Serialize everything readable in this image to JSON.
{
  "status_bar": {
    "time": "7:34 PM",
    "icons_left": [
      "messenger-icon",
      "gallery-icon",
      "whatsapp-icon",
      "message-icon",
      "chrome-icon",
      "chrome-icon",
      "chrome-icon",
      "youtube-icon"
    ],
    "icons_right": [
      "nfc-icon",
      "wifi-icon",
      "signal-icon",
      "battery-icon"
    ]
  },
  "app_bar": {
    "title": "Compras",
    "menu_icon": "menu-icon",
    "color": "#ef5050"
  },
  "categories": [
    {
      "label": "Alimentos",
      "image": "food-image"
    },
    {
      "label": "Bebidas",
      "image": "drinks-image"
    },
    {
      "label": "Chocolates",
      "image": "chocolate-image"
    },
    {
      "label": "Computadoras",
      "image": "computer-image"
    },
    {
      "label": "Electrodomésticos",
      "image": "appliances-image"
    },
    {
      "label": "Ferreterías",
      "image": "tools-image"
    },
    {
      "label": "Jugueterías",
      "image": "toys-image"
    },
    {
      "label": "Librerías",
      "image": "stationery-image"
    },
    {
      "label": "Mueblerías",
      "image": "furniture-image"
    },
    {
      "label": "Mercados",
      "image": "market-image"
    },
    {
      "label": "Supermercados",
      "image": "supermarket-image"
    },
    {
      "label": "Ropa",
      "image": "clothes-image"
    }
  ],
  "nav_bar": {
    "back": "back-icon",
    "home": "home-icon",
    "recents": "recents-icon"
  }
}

==================================================

_PROBLEM STATEMENT_
Take the data above and return it exactly.

_CORRECT RESPONSE_
Serialize everything readable in this image to JSON.
{
  "status_bar": {
    "time": "7:34 PM",
    "icons_left": [
      "messenger-icon",
      "gallery-icon",
      "whatsapp-icon",
      "message-icon",
      "chrome-icon",
      "chrome-icon",
      "chrome-icon",
      "youtube-icon"
    ],
    "icons_right": [
      "nfc-icon",
      "wifi-icon",
      "signal-icon",
      "battery-icon"
    ]
  },
  "app_bar": {
    "title": "Compras",
    "menu_icon": "menu-icon",
    "color": "#ef5050"
  },
  "categories": [
    {
      "label": "Alimentos",
      "image": "food-image"
    },
    {
      "label": "Bebidas",
      "image": "drinks-image"
    },
    {
      "label": "Chocolates",
      "image": "chocolate-image"
    },
    {
      "label": "Computadoras",
      "image": "computer-image"
    },
    {
      "label": "Electrodomésticos",
      "image": "appliances-image"
    },
    {
      "label": "Ferreterías",
      "image": "tools-image"
    },
    {
      "label": "Jugueterías",
      "image": "toys-image"
    },
    {
      "label": "Librerías",
      "image": "stationery-image"
    },
    {
      "label": "Mueblerías",
      "image": "furniture-image"
    },
    {
      "label": "Mercados",
      "image": "market-image"
    },
    {
      "label": "Supermercados",
      "image": "supermarket-image"
    },
    {
      "label": "Ropa",
      "image": "clothes-image"
    }
  ],
  "nav_bar": {
    "back": "back-icon",
    "home": "home-icon",
    "recents": "recents-icon"
  }
}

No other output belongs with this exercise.